Please gather every line below that contains the string "right" and copy each one in full. Case counts.

"""

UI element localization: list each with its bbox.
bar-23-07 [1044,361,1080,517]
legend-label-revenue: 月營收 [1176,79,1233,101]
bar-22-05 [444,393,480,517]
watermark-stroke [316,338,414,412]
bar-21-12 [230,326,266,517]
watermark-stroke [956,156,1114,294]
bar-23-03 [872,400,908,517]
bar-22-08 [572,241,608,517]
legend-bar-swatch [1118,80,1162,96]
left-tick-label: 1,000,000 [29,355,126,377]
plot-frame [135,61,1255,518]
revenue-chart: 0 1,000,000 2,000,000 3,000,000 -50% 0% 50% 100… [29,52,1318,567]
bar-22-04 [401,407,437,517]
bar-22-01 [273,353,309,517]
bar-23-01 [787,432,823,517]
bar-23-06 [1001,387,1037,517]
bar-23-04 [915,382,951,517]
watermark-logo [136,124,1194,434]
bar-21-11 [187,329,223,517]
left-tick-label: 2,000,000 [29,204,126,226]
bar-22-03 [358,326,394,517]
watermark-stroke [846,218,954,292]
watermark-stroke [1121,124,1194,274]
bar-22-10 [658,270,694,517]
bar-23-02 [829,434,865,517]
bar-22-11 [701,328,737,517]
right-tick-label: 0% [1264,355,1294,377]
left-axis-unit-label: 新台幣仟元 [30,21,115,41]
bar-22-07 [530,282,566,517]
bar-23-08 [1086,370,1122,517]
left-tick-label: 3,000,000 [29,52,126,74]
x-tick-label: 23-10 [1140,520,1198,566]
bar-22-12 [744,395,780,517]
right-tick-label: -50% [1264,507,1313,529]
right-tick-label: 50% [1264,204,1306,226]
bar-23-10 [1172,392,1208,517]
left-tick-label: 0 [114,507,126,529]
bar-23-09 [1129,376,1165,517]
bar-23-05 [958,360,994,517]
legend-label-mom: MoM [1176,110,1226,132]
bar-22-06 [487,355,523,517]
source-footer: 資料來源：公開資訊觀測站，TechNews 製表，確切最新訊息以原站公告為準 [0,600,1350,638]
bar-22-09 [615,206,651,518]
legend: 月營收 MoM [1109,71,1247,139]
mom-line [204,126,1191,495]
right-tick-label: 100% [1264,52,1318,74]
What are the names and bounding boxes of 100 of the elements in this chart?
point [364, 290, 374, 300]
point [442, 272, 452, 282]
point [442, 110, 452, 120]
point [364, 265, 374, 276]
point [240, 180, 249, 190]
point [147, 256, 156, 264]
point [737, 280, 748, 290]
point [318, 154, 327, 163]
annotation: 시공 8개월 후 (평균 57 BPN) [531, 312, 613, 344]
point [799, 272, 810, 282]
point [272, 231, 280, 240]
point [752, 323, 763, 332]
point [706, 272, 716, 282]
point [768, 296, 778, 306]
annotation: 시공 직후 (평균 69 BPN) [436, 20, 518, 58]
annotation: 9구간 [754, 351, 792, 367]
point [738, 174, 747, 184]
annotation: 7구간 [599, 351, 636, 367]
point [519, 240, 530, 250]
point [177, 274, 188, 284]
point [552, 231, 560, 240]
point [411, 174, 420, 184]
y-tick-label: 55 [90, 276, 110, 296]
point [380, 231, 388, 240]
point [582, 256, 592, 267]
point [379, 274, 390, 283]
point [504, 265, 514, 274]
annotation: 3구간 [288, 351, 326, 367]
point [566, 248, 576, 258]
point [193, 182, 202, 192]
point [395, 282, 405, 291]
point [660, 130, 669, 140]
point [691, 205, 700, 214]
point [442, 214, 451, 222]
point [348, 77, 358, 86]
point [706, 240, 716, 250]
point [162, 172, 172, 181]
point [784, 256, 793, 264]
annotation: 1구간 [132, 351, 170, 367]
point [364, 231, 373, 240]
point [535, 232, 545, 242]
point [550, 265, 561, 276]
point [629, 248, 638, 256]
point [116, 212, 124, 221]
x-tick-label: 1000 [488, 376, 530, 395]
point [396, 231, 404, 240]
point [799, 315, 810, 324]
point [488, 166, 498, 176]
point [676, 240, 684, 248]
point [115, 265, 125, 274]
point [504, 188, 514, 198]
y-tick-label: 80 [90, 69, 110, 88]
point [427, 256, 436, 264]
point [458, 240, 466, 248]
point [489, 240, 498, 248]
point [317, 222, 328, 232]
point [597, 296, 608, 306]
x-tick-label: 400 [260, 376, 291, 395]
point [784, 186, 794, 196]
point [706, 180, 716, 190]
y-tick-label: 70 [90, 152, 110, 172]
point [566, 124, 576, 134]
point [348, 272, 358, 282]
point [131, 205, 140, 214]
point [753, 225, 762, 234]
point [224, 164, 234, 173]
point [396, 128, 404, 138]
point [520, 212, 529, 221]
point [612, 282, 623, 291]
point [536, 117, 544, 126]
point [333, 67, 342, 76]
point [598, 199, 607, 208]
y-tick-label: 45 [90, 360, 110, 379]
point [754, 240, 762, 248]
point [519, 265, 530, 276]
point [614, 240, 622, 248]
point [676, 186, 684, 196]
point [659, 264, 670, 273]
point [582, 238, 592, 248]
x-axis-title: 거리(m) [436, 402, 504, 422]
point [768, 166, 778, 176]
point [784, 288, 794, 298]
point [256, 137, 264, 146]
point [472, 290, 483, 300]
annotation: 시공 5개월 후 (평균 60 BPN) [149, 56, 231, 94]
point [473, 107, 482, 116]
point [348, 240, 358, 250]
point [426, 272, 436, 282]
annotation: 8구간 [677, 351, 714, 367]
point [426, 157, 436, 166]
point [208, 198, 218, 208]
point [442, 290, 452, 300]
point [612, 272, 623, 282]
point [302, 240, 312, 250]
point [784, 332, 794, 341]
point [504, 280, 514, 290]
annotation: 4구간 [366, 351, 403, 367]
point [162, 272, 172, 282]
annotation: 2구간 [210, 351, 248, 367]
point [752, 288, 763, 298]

"""

> _Output for this exercise_
right-tick-label: 0% [1264,355,1294,377]
right-tick-label: -50% [1264,507,1313,529]
right-tick-label: 50% [1264,204,1306,226]
right-tick-label: 100% [1264,52,1318,74]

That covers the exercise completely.